*** Dataset records ***

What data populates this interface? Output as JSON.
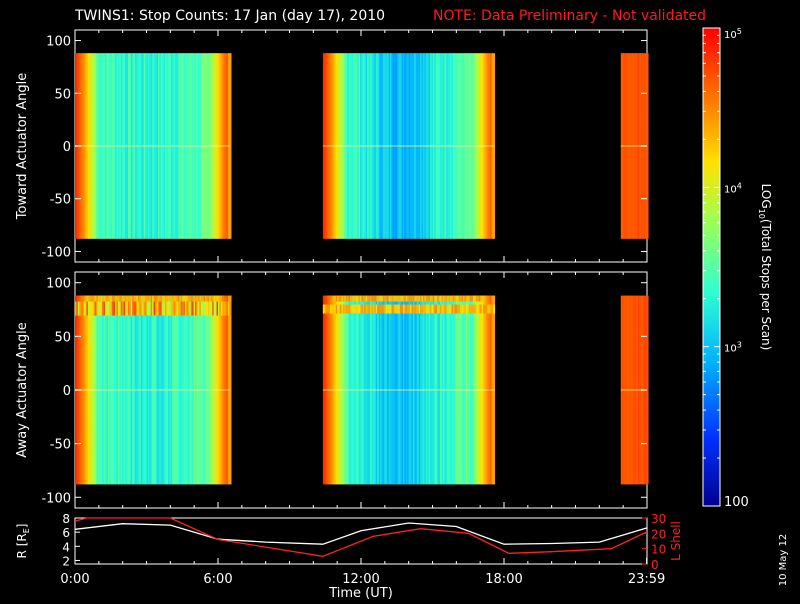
{
  "header": {
    "title": "TWINS1: Stop Counts: 17 Jan (day  17), 2010",
    "note": "NOTE: Data Preliminary - Not validated",
    "note_color": "#ff1a1a"
  },
  "side_label": "10 May 12",
  "chart_data": [
    {
      "type": "heatmap",
      "panel": "top",
      "ylabel": "Toward Actuator Angle",
      "x_range_hours": [
        0,
        24
      ],
      "ylim": [
        -110,
        110
      ],
      "data_ylim": [
        -88,
        88
      ],
      "y_ticks": [
        "100",
        "50",
        "0",
        "-50",
        "-100"
      ],
      "data_intervals_hours": [
        [
          0,
          6.5
        ],
        [
          10.4,
          17.6
        ],
        [
          22.9,
          24
        ]
      ],
      "description_levels": {
        "edges_log10": 4.8,
        "interior_log10": 3.4,
        "center_trough_log10": 2.9
      }
    },
    {
      "type": "heatmap",
      "panel": "middle",
      "ylabel": "Away Actuator Angle",
      "x_range_hours": [
        0,
        24
      ],
      "ylim": [
        -110,
        110
      ],
      "data_ylim": [
        -88,
        88
      ],
      "y_ticks": [
        "100",
        "50",
        "0",
        "-50",
        "-100"
      ],
      "data_intervals_hours": [
        [
          0,
          6.5
        ],
        [
          10.4,
          17.6
        ],
        [
          22.9,
          24
        ]
      ],
      "band_angle_deg": 75
    },
    {
      "type": "line",
      "panel": "bottom",
      "ylabel_left": "R [R",
      "ylabel_left_sub": "E",
      "ylabel_left_end": "]",
      "ylabel_right": "L Shell",
      "y_ticks_left": [
        "8",
        "6",
        "4",
        "2"
      ],
      "y_ticks_right": [
        "30",
        "20",
        "10",
        "0"
      ],
      "ylim_left": [
        1.5,
        8
      ],
      "ylim_right": [
        0,
        30
      ],
      "x_ticks": [
        "0:00",
        "6:00",
        "12:00",
        "18:00",
        "23:59"
      ],
      "xlabel": "Time (UT)",
      "series": [
        {
          "name": "R",
          "color": "#ffffff",
          "x": [
            0,
            2,
            4,
            6,
            8,
            10.4,
            12,
            14,
            16,
            18,
            20,
            22,
            24
          ],
          "y": [
            6.4,
            7.2,
            7.0,
            5.0,
            4.6,
            4.3,
            6.2,
            7.3,
            6.8,
            4.3,
            4.4,
            4.6,
            6.6
          ]
        },
        {
          "name": "L Shell",
          "color": "#ff2020",
          "x": [
            0,
            0.5,
            4.0,
            6.0,
            8.0,
            10.4,
            12.5,
            14.5,
            16.5,
            18.2,
            20,
            22.5,
            24
          ],
          "y": [
            28,
            30,
            30,
            16,
            11,
            5,
            18,
            23,
            20,
            7,
            8,
            10,
            21
          ]
        }
      ]
    },
    {
      "type": "colorbar",
      "label_pre": "LOG",
      "label_sub": "10",
      "label_post": "(Total Stops per Scan)",
      "ticks": [
        {
          "text_base": "10",
          "text_exp": "5",
          "log": 5
        },
        {
          "text_base": "10",
          "text_exp": "4",
          "log": 4
        },
        {
          "text_base": "10",
          "text_exp": "3",
          "log": 3
        },
        {
          "text": "100",
          "log": 2
        }
      ],
      "range_log": [
        2,
        5
      ],
      "colors": [
        "#00008f",
        "#0040ff",
        "#00c0ff",
        "#40ffc0",
        "#c0ff40",
        "#ffd000",
        "#ff6000",
        "#ff0000"
      ]
    }
  ]
}
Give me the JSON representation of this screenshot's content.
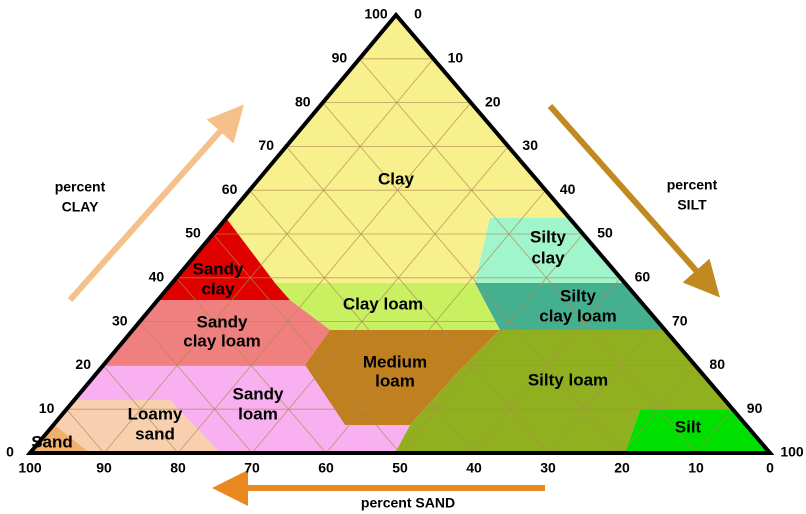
{
  "clay_axis": {
    "label": [
      "percent",
      "CLAY"
    ],
    "ticks": [
      100,
      90,
      80,
      70,
      60,
      50,
      40,
      30,
      20,
      10,
      0
    ]
  },
  "silt_axis": {
    "label": [
      "percent",
      "SILT"
    ],
    "ticks": [
      0,
      10,
      20,
      30,
      40,
      50,
      60,
      70,
      80,
      90,
      100
    ]
  },
  "sand_axis": {
    "label": [
      "percent SAND"
    ],
    "ticks": [
      100,
      90,
      80,
      70,
      60,
      50,
      40,
      30,
      20,
      10,
      0
    ]
  },
  "regions": [
    {
      "label": [
        "Clay"
      ]
    },
    {
      "label": [
        "Silty",
        "clay"
      ]
    },
    {
      "label": [
        "Silty",
        "clay loam"
      ]
    },
    {
      "label": [
        "Sandy",
        "clay"
      ]
    },
    {
      "label": [
        "Clay loam"
      ]
    },
    {
      "label": [
        "Sandy",
        "clay loam"
      ]
    },
    {
      "label": [
        "Medium",
        "loam"
      ]
    },
    {
      "label": [
        "Silty loam"
      ]
    },
    {
      "label": [
        "Sandy",
        "loam"
      ]
    },
    {
      "label": [
        "Loamy",
        "sand"
      ]
    },
    {
      "label": [
        "Sand"
      ]
    },
    {
      "label": [
        "Silt"
      ]
    }
  ]
}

***

◆ **Task instructions**:
Your task is to quote exactly the lines from the one with "Give me the" through the end of the material, both included, without reproducing any pictures.

◆ **Response to the exercise**:
Give me the JSON representation of this screenshot's content.
{
  "clay_axis": {
    "label": [
      "percent",
      "CLAY"
    ],
    "ticks": [
      100,
      90,
      80,
      70,
      60,
      50,
      40,
      30,
      20,
      10,
      0
    ]
  },
  "silt_axis": {
    "label": [
      "percent",
      "SILT"
    ],
    "ticks": [
      0,
      10,
      20,
      30,
      40,
      50,
      60,
      70,
      80,
      90,
      100
    ]
  },
  "sand_axis": {
    "label": [
      "percent SAND"
    ],
    "ticks": [
      100,
      90,
      80,
      70,
      60,
      50,
      40,
      30,
      20,
      10,
      0
    ]
  },
  "regions": [
    {
      "label": [
        "Clay"
      ]
    },
    {
      "label": [
        "Silty",
        "clay"
      ]
    },
    {
      "label": [
        "Silty",
        "clay loam"
      ]
    },
    {
      "label": [
        "Sandy",
        "clay"
      ]
    },
    {
      "label": [
        "Clay loam"
      ]
    },
    {
      "label": [
        "Sandy",
        "clay loam"
      ]
    },
    {
      "label": [
        "Medium",
        "loam"
      ]
    },
    {
      "label": [
        "Silty loam"
      ]
    },
    {
      "label": [
        "Sandy",
        "loam"
      ]
    },
    {
      "label": [
        "Loamy",
        "sand"
      ]
    },
    {
      "label": [
        "Sand"
      ]
    },
    {
      "label": [
        "Silt"
      ]
    }
  ]
}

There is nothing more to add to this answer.